● **Extract**:
June 2017: Turin, Cremona, Pompeii and a weekend in the Roman Hills

Thursday, 15 June 2017

Welcome to the Hidden Italy June newsletter:  Michelin-starred food home-delivered in Turin, Monteverdi in Cremona, Greeks in Pompeii and a weekend in the beautiful Roman hills.

Hidden Italy June 2017:

Hidden Italy June 2017:

We are pleased to report that all the guided Hidden Italy tours are fully booked for 2017 although there are plenty of places on the 2018, including the marvellous Garden of Tuscany tour (4 May to 16 May) and the Gardens of Piedmont (23 May to 4 June).  For full details please click here).

“Jeremy and I have recently completed your inaugural "Gardens of Piedmont" tour with Paul Blanchard and wanted to let you know what a wonderful experience this tour was for us.  Every segment was a treat and Paul continually “found" helpers everywhere we visited who were expert in their field and added depth to his already vast knowledge of the region.  Thank you so much for including this chapter in your Hidden Italy guided walks program.  Thoroughly recommended!”  Carmel and Jeremy F, Melbourne, June 2017.

Events in June:

Events in June:

The Road of Galleries Centenary, Monte Pasubio (Vicenza) www.stradadellegallerie.it.  Built 1917 in the final stages of World War 1, this epic road was excavated out of living rock in less than ten months, climbing from 1216 mts to 1928 mts up the face of Mt Pasubio, at the foot of the Alps thirty five kms north of Vicenza and passing through fifty two galleries and tunnels, several of which are spirals – a masterpiece of military engineering.  To celebrate its centenary this spectacular hiking trailwas completely restored, offering extraordinary views across the peaks and cliffs to the north and the plains to Venice in the south.

● **Task 1**: Rewrite the records, from their first line through the line containing "- workspace-switcher[interactable]: 基本功能: [1311, 4, 1355, 20]", as a JSON list of strings with one string per line and no blank lines.
● **Task 2**: Extend the Hidden Italy newsletter from the point where it stops.
The records that come next have no connection to the Hidden Italy newsletter.

● **The data**:
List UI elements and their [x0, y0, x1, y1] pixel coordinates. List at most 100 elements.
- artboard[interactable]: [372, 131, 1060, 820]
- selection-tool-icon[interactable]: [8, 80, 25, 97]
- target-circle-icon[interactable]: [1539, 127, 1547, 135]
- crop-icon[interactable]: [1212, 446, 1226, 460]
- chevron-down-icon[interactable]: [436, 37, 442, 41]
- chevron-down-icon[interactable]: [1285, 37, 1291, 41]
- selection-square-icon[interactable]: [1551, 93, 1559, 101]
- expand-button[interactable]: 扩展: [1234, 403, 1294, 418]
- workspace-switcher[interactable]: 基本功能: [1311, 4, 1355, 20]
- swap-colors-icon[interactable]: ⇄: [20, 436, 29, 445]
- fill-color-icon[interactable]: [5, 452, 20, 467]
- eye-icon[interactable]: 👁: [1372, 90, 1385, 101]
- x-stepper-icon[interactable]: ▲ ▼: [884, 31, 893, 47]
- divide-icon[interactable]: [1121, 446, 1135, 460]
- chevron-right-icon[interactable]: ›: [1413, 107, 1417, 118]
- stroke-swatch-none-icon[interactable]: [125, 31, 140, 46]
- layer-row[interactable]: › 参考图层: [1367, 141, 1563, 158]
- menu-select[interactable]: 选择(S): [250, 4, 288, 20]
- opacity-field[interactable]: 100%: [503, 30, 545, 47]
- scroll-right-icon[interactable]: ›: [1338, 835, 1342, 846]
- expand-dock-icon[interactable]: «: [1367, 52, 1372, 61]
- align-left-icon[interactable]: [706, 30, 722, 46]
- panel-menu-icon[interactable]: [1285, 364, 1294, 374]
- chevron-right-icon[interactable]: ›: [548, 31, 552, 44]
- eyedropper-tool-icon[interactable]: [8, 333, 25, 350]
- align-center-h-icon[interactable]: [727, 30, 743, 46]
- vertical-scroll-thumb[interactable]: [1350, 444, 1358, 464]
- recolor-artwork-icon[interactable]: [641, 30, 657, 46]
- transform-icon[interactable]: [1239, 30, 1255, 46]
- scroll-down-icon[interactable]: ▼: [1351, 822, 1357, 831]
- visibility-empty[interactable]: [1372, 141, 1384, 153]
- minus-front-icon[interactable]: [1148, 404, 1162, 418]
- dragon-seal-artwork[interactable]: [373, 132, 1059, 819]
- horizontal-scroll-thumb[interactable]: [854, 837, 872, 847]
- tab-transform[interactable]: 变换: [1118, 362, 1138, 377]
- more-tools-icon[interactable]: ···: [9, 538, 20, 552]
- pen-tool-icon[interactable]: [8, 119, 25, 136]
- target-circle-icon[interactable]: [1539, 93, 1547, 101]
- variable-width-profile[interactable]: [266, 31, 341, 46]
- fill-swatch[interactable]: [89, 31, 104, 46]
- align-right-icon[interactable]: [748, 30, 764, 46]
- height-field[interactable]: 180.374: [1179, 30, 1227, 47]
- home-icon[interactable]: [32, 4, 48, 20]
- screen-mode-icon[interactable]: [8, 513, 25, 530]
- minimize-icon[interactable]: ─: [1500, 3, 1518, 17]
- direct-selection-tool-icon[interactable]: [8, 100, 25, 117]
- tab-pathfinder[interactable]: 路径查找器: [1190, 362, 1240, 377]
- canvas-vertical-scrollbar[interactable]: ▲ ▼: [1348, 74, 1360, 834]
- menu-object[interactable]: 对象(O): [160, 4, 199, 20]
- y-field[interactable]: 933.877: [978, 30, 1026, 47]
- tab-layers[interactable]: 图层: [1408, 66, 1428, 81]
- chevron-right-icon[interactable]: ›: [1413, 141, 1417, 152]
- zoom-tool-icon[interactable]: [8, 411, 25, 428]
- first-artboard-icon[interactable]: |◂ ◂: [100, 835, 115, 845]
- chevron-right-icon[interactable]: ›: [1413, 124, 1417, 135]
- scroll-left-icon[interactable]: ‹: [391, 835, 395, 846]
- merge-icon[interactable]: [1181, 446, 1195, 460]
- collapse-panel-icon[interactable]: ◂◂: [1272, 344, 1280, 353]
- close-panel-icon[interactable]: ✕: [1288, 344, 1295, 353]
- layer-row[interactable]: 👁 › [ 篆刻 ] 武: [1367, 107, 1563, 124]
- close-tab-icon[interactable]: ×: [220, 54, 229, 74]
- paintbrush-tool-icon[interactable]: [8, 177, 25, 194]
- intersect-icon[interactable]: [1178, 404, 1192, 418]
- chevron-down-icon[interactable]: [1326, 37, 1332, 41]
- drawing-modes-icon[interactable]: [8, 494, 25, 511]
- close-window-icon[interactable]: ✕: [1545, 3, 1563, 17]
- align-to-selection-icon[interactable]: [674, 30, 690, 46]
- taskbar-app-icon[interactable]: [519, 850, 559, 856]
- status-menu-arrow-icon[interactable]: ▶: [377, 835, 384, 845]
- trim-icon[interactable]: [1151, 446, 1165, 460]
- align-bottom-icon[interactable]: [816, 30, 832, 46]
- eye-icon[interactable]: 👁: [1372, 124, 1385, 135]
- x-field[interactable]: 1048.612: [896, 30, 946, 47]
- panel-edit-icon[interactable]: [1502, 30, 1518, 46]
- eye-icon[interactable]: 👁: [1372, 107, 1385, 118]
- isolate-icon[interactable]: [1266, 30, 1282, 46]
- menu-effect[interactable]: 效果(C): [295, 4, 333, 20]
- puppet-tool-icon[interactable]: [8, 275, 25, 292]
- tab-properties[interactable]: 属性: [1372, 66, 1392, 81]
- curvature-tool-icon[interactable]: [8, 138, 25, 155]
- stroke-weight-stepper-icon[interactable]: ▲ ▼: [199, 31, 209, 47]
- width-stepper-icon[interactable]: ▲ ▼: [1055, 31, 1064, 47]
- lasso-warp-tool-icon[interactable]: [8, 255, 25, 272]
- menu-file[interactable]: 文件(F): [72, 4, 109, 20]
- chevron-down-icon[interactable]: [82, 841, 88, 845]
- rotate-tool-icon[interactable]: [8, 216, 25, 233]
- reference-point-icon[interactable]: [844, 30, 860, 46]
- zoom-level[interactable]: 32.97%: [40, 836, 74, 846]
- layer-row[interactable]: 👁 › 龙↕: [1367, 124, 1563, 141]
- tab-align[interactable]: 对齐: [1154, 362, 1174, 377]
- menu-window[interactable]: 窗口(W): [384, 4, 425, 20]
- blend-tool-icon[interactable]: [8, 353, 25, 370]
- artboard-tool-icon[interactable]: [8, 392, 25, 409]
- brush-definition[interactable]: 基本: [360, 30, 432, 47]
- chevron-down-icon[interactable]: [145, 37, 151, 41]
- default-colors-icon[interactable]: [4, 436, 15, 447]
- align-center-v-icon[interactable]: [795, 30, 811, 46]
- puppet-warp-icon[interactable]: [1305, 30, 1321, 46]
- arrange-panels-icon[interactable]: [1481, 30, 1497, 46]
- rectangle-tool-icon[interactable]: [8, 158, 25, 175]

● **Expected output 1**:
[
  "List UI elements and their [x0, y0, x1, y1] pixel coordinates. List at most 100 elements.",
  "- artboard[interactable]: [372, 131, 1060, 820]",
  "- selection-tool-icon[interactable]: [8, 80, 25, 97]",
  "- target-circle-icon[interactable]: [1539, 127, 1547, 135]",
  "- crop-icon[interactable]: [1212, 446, 1226, 460]",
  "- chevron-down-icon[interactable]: [436, 37, 442, 41]",
  "- chevron-down-icon[interactable]: [1285, 37, 1291, 41]",
  "- selection-square-icon[interactable]: [1551, 93, 1559, 101]",
  "- expand-button[interactable]: 扩展: [1234, 403, 1294, 418]",
  "- workspace-switcher[interactable]: 基本功能: [1311, 4, 1355, 20]"
]

● **Expected output 2**:
Ristorante Del Cambio, Piazza Carignano, Turin, www.delcambio.it.  Opened in 1757, the Ristorante Del Cambio in the centre of Turin is one of the great culinary institutions of Italy serving traditional Piedmont cuisine, revitalised by new Michelin-starred chef Matteo Baronetto.  For only 70 euro per person you can have a slice of history and your own four course Michelin-starred meal at home by ordering a take-away box complete with ingredients and instructions via the restaurant’s Shop on its website.  Orders must be placed by midnight, your box containing the ingredients and instructions will ready for pick-up the following day.  The current menu includes a goose lever terrine; prawns with hazelnut; seaweed lasagne with veal ragout; and bonet, the classic Piedmont chocolate dessert.

Pompeii and the Greeks, Palestra Grande, Pompeii (Naples) until 27 November, www.pompeiisites.org.  Greek culture was most fashionable in this prosperous Roman city, as it shown by the architectural styles and decorations, statues, jewellery, weapons and ceramics, even the graffiti was in Greek.  Curated by the Swiss architect Bernard Tschumi, this fascinating exhibition explore the relationship between Pompeii and Mediterranean Greece via over six hundred pieces borrowed from Italian and European museums.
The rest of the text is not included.